Record extracts ->

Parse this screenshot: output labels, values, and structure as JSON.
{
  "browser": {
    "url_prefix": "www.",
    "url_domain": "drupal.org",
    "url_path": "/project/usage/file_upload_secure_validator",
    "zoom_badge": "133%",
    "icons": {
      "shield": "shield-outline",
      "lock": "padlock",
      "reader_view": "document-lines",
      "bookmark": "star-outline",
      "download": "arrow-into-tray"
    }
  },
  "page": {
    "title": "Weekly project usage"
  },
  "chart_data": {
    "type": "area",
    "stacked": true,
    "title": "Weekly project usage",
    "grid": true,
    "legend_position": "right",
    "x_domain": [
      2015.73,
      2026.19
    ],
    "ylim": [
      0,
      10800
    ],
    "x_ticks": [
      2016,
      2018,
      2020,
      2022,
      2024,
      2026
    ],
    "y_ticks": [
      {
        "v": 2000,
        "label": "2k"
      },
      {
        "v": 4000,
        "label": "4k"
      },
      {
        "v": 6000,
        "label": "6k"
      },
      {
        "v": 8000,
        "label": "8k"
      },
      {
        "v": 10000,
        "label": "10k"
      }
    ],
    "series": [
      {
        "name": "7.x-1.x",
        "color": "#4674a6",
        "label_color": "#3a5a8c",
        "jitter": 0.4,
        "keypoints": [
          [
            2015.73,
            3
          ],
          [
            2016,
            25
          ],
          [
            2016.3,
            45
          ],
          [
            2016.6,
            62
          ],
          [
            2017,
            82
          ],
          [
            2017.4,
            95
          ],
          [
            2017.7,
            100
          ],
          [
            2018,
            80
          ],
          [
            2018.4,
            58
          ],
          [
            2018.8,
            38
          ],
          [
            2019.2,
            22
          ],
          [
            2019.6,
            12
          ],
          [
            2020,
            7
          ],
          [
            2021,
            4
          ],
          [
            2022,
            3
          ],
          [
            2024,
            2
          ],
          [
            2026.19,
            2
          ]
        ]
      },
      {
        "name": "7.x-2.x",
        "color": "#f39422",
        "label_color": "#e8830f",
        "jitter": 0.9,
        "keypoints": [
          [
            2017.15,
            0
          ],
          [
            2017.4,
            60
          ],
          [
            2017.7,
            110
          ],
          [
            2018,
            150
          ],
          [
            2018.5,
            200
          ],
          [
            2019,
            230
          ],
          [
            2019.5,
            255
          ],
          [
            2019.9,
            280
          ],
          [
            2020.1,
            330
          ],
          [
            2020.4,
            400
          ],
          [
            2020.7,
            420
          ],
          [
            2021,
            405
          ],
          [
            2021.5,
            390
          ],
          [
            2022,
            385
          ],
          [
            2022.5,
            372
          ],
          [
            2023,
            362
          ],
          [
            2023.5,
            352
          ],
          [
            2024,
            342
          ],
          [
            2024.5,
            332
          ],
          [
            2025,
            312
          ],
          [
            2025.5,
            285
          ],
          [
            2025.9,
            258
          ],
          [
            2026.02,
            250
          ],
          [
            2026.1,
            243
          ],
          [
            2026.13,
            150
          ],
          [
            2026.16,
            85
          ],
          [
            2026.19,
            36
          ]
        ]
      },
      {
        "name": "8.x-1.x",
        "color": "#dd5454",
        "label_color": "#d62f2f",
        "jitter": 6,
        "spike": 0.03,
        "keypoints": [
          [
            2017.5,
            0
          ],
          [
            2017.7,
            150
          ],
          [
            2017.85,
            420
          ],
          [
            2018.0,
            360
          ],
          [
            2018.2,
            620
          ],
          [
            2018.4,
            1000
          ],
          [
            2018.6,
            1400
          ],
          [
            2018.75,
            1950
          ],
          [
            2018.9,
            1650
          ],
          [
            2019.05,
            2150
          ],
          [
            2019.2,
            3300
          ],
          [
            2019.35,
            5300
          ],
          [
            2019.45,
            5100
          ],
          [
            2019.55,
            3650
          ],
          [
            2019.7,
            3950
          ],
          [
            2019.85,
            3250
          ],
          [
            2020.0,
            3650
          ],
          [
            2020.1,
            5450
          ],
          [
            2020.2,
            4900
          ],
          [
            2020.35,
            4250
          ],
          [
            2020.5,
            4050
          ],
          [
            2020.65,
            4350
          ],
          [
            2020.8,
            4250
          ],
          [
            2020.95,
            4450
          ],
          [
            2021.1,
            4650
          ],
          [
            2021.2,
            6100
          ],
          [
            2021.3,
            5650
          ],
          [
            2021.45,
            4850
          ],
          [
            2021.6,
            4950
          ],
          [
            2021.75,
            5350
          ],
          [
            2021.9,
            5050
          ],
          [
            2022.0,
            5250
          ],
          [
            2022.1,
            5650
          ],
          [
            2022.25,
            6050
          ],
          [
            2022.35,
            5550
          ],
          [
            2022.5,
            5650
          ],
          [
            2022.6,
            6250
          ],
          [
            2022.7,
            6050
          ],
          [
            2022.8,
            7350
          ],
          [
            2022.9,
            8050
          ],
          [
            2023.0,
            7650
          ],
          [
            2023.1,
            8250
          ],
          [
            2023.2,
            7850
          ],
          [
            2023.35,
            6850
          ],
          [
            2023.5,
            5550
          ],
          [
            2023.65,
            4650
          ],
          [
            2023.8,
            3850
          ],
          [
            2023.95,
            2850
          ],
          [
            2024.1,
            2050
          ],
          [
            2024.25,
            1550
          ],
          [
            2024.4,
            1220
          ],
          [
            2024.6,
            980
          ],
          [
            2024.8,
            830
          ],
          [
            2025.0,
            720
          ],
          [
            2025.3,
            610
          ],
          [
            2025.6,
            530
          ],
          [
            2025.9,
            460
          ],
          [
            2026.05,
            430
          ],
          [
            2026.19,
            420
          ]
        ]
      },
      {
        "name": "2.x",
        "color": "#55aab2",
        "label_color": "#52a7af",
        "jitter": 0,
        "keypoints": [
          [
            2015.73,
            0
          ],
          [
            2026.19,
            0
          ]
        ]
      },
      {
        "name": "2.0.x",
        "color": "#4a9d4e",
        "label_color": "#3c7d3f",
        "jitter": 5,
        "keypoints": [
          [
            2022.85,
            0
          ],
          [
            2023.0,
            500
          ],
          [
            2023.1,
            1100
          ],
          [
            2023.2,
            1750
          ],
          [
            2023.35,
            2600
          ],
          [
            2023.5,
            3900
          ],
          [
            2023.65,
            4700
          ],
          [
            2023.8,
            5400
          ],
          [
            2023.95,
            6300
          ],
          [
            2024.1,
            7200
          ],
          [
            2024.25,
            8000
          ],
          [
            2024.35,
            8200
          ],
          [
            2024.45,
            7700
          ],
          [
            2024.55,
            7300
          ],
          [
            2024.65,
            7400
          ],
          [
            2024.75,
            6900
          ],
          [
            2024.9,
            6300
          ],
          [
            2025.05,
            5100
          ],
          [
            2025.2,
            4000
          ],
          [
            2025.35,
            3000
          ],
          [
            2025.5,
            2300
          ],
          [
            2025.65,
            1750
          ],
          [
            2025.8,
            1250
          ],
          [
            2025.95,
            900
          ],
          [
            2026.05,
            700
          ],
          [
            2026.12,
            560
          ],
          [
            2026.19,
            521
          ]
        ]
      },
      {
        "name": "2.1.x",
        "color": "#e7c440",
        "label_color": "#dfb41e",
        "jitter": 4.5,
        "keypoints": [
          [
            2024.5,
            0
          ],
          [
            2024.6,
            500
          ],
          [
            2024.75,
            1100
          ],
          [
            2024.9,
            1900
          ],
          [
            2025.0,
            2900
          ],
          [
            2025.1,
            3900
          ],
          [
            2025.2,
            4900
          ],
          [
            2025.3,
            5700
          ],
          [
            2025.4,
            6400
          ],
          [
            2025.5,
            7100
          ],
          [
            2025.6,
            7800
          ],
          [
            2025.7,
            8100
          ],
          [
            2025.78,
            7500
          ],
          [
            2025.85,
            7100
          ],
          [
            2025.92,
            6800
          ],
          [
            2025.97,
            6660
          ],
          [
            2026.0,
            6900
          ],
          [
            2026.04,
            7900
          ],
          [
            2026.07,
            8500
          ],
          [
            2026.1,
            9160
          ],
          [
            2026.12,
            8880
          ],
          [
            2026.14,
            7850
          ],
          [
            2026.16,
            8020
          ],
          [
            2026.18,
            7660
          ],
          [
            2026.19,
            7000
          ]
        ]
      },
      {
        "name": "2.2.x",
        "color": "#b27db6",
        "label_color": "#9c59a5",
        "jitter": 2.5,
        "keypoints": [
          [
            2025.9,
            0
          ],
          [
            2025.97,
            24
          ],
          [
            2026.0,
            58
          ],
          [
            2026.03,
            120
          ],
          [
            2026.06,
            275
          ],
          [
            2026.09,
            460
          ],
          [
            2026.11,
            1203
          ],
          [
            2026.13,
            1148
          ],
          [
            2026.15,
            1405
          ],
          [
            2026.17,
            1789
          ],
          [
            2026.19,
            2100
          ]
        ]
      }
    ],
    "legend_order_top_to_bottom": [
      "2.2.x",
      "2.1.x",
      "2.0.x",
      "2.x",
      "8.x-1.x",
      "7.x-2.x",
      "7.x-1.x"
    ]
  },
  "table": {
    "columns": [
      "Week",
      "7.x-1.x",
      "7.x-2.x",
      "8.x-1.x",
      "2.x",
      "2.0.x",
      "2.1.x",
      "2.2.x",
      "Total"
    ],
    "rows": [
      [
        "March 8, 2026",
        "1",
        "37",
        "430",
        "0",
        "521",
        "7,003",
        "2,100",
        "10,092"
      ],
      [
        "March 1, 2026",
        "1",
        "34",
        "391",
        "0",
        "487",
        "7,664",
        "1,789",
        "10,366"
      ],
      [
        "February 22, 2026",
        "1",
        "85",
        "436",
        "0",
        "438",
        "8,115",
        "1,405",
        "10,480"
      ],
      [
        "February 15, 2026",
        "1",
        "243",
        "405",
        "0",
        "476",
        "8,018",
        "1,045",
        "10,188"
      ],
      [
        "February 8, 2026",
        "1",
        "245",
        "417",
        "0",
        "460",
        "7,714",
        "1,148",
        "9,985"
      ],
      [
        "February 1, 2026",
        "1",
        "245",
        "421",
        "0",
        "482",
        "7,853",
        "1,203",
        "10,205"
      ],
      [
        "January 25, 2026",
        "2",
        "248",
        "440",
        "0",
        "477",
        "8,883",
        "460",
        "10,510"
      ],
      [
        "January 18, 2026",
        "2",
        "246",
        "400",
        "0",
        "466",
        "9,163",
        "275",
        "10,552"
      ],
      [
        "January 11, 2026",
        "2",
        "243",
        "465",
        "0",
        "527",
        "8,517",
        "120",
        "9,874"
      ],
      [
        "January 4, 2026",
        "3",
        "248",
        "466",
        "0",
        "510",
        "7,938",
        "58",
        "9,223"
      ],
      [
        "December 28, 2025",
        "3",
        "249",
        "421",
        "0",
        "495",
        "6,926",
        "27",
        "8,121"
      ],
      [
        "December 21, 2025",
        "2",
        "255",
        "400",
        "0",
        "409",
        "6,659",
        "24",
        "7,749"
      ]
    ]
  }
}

What you need to do ->
Only the number is required: the count of lines containing the word "project".

Task result ->
3